* SOURCE DATA *
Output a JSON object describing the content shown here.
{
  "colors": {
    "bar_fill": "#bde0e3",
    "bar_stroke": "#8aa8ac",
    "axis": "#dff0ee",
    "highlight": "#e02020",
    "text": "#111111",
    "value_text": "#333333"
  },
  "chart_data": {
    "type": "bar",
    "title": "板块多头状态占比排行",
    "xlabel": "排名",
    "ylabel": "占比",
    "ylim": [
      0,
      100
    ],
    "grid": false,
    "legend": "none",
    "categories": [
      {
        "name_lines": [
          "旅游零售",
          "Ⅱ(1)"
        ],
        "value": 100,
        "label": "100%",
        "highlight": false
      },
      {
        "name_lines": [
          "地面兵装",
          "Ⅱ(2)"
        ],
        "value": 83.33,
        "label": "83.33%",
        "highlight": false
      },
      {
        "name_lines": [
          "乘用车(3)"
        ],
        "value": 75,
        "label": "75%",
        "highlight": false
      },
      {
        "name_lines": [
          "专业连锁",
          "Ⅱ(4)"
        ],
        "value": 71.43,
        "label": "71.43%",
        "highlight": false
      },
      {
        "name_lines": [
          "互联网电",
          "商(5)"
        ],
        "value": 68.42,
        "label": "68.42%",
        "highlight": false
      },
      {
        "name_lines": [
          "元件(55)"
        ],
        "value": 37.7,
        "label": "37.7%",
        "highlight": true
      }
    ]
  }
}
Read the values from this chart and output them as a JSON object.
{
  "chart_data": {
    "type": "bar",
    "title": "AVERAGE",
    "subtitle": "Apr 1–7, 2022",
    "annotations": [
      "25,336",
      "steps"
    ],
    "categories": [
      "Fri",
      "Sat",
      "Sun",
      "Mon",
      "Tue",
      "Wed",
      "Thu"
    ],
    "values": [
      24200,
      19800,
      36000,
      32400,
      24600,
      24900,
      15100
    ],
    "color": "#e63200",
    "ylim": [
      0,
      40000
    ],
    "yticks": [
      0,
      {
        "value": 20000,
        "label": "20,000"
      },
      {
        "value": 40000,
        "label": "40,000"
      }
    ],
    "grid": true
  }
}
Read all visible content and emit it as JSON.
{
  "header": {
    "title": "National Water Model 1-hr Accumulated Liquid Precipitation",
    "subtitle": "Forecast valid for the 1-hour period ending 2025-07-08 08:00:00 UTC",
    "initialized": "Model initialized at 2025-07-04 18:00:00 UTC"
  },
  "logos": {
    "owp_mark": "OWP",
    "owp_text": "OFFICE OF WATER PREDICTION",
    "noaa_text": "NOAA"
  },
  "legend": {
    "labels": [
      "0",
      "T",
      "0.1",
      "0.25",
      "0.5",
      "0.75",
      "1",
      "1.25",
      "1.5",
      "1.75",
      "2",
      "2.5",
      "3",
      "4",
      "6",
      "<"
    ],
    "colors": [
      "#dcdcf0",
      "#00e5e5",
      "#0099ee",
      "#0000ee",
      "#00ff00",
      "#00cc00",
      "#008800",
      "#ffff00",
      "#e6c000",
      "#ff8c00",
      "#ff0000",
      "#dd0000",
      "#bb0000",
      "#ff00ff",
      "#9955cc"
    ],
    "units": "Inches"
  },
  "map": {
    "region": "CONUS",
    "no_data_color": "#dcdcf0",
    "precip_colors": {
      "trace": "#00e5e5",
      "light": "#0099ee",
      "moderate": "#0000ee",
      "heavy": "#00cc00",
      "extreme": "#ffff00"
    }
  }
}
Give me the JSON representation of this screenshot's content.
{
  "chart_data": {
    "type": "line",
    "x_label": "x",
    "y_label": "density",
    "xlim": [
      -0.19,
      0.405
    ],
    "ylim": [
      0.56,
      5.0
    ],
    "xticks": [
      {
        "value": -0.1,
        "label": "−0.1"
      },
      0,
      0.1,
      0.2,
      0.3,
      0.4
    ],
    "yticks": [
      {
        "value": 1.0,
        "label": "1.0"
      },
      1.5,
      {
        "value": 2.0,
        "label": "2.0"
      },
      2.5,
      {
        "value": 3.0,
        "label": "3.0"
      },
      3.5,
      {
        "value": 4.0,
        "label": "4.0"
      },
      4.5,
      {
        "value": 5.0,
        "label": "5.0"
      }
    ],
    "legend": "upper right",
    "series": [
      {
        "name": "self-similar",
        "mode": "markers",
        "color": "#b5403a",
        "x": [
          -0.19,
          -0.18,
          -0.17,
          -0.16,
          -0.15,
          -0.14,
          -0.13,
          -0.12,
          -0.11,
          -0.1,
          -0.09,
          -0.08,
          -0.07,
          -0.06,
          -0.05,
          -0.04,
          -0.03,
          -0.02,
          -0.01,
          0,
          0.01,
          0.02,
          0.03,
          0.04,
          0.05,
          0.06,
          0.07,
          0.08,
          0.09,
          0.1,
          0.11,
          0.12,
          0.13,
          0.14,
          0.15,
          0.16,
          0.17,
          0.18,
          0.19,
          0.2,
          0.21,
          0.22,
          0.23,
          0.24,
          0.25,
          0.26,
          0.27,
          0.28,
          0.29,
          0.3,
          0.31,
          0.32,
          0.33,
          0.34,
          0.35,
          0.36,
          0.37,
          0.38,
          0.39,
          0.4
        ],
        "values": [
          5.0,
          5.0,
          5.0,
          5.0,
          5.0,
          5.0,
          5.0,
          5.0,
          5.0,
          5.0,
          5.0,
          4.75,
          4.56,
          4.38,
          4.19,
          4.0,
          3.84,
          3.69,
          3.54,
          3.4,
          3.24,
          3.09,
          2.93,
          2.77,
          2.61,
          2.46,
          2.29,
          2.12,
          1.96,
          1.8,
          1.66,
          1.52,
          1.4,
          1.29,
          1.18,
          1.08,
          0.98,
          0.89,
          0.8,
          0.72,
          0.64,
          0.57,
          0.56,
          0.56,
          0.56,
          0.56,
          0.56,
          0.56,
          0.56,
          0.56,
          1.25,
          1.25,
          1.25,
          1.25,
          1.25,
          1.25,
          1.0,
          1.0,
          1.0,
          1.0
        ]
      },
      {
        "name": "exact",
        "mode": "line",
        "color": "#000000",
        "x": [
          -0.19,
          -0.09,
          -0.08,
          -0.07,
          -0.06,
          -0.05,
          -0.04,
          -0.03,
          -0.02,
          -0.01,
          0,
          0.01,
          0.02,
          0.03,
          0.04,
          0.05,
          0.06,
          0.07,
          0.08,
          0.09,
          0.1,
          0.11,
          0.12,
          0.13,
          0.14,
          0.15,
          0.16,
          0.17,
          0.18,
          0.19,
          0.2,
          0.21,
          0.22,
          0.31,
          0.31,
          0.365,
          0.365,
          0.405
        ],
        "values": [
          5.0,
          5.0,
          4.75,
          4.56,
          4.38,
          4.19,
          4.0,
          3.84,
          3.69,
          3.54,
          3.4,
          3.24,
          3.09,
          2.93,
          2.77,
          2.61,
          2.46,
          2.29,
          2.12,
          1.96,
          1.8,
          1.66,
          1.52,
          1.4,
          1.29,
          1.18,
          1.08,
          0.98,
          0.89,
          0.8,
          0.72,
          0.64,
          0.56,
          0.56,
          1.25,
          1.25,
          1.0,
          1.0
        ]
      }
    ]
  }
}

* PROBLEM STATEMENT *
Using the material above, print every entry exactly as written.

* IN RESPONSE *
Output a JSON object describing the content shown here.
{
  "colors": {
    "bar_fill": "#bde0e3",
    "bar_stroke": "#8aa8ac",
    "axis": "#dff0ee",
    "highlight": "#e02020",
    "text": "#111111",
    "value_text": "#333333"
  },
  "chart_data": {
    "type": "bar",
    "title": "板块多头状态占比排行",
    "xlabel": "排名",
    "ylabel": "占比",
    "ylim": [
      0,
      100
    ],
    "grid": false,
    "legend": "none",
    "categories": [
      {
        "name_lines": [
          "旅游零售",
          "Ⅱ(1)"
        ],
        "value": 100,
        "label": "100%",
        "highlight": false
      },
      {
        "name_lines": [
          "地面兵装",
          "Ⅱ(2)"
        ],
        "value": 83.33,
        "label": "83.33%",
        "highlight": false
      },
      {
        "name_lines": [
          "乘用车(3)"
        ],
        "value": 75,
        "label": "75%",
        "highlight": false
      },
      {
        "name_lines": [
          "专业连锁",
          "Ⅱ(4)"
        ],
        "value": 71.43,
        "label": "71.43%",
        "highlight": false
      },
      {
        "name_lines": [
          "互联网电",
          "商(5)"
        ],
        "value": 68.42,
        "label": "68.42%",
        "highlight": false
      },
      {
        "name_lines": [
          "元件(55)"
        ],
        "value": 37.7,
        "label": "37.7%",
        "highlight": true
      }
    ]
  }
}
Read the values from this chart and output them as a JSON object.
{
  "chart_data": {
    "type": "bar",
    "title": "AVERAGE",
    "subtitle": "Apr 1–7, 2022",
    "annotations": [
      "25,336",
      "steps"
    ],
    "categories": [
      "Fri",
      "Sat",
      "Sun",
      "Mon",
      "Tue",
      "Wed",
      "Thu"
    ],
    "values": [
      24200,
      19800,
      36000,
      32400,
      24600,
      24900,
      15100
    ],
    "color": "#e63200",
    "ylim": [
      0,
      40000
    ],
    "yticks": [
      0,
      {
        "value": 20000,
        "label": "20,000"
      },
      {
        "value": 40000,
        "label": "40,000"
      }
    ],
    "grid": true
  }
}
Read all visible content and emit it as JSON.
{
  "header": {
    "title": "National Water Model 1-hr Accumulated Liquid Precipitation",
    "subtitle": "Forecast valid for the 1-hour period ending 2025-07-08 08:00:00 UTC",
    "initialized": "Model initialized at 2025-07-04 18:00:00 UTC"
  },
  "logos": {
    "owp_mark": "OWP",
    "owp_text": "OFFICE OF WATER PREDICTION",
    "noaa_text": "NOAA"
  },
  "legend": {
    "labels": [
      "0",
      "T",
      "0.1",
      "0.25",
      "0.5",
      "0.75",
      "1",
      "1.25",
      "1.5",
      "1.75",
      "2",
      "2.5",
      "3",
      "4",
      "6",
      "<"
    ],
    "colors": [
      "#dcdcf0",
      "#00e5e5",
      "#0099ee",
      "#0000ee",
      "#00ff00",
      "#00cc00",
      "#008800",
      "#ffff00",
      "#e6c000",
      "#ff8c00",
      "#ff0000",
      "#dd0000",
      "#bb0000",
      "#ff00ff",
      "#9955cc"
    ],
    "units": "Inches"
  },
  "map": {
    "region": "CONUS",
    "no_data_color": "#dcdcf0",
    "precip_colors": {
      "trace": "#00e5e5",
      "light": "#0099ee",
      "moderate": "#0000ee",
      "heavy": "#00cc00",
      "extreme": "#ffff00"
    }
  }
}
Give me the JSON representation of this screenshot's content.
{
  "chart_data": {
    "type": "line",
    "x_label": "x",
    "y_label": "density",
    "xlim": [
      -0.19,
      0.405
    ],
    "ylim": [
      0.56,
      5.0
    ],
    "xticks": [
      {
        "value": -0.1,
        "label": "−0.1"
      },
      0,
      0.1,
      0.2,
      0.3,
      0.4
    ],
    "yticks": [
      {
        "value": 1.0,
        "label": "1.0"
      },
      1.5,
      {
        "value": 2.0,
        "label": "2.0"
      },
      2.5,
      {
        "value": 3.0,
        "label": "3.0"
      },
      3.5,
      {
        "value": 4.0,
        "label": "4.0"
      },
      4.5,
      {
        "value": 5.0,
        "label": "5.0"
      }
    ],
    "legend": "upper right",
    "series": [
      {
        "name": "self-similar",
        "mode": "markers",
        "color": "#b5403a",
        "x": [
          -0.19,
          -0.18,
          -0.17,
          -0.16,
          -0.15,
          -0.14,
          -0.13,
          -0.12,
          -0.11,
          -0.1,
          -0.09,
          -0.08,
          -0.07,
          -0.06,
          -0.05,
          -0.04,
          -0.03,
          -0.02,
          -0.01,
          0,
          0.01,
          0.02,
          0.03,
          0.04,
          0.05,
          0.06,
          0.07,
          0.08,
          0.09,
          0.1,
          0.11,
          0.12,
          0.13,
          0.14,
          0.15,
          0.16,
          0.17,
          0.18,
          0.19,
          0.2,
          0.21,
          0.22,
          0.23,
          0.24,
          0.25,
          0.26,
          0.27,
          0.28,
          0.29,
          0.3,
          0.31,
          0.32,
          0.33,
          0.34,
          0.35,
          0.36,
          0.37,
          0.38,
          0.39,
          0.4
        ],
        "values": [
          5.0,
          5.0,
          5.0,
          5.0,
          5.0,
          5.0,
          5.0,
          5.0,
          5.0,
          5.0,
          5.0,
          4.75,
          4.56,
          4.38,
          4.19,
          4.0,
          3.84,
          3.69,
          3.54,
          3.4,
          3.24,
          3.09,
          2.93,
          2.77,
          2.61,
          2.46,
          2.29,
          2.12,
          1.96,
          1.8,
          1.66,
          1.52,
          1.4,
          1.29,
          1.18,
          1.08,
          0.98,
          0.89,
          0.8,
          0.72,
          0.64,
          0.57,
          0.56,
          0.56,
          0.56,
          0.56,
          0.56,
          0.56,
          0.56,
          0.56,
          1.25,
          1.25,
          1.25,
          1.25,
          1.25,
          1.25,
          1.0,
          1.0,
          1.0,
          1.0
        ]
      },
      {
        "name": "exact",
        "mode": "line",
        "color": "#000000",
        "x": [
          -0.19,
          -0.09,
          -0.08,
          -0.07,
          -0.06,
          -0.05,
          -0.04,
          -0.03,
          -0.02,
          -0.01,
          0,
          0.01,
          0.02,
          0.03,
          0.04,
          0.05,
          0.06,
          0.07,
          0.08,
          0.09,
          0.1,
          0.11,
          0.12,
          0.13,
          0.14,
          0.15,
          0.16,
          0.17,
          0.18,
          0.19,
          0.2,
          0.21,
          0.22,
          0.31,
          0.31,
          0.365,
          0.365,
          0.405
        ],
        "values": [
          5.0,
          5.0,
          4.75,
          4.56,
          4.38,
          4.19,
          4.0,
          3.84,
          3.69,
          3.54,
          3.4,
          3.24,
          3.09,
          2.93,
          2.77,
          2.61,
          2.46,
          2.29,
          2.12,
          1.96,
          1.8,
          1.66,
          1.52,
          1.4,
          1.29,
          1.18,
          1.08,
          0.98,
          0.89,
          0.8,
          0.72,
          0.64,
          0.56,
          0.56,
          1.25,
          1.25,
          1.0,
          1.0
        ]
      }
    ]
  }
}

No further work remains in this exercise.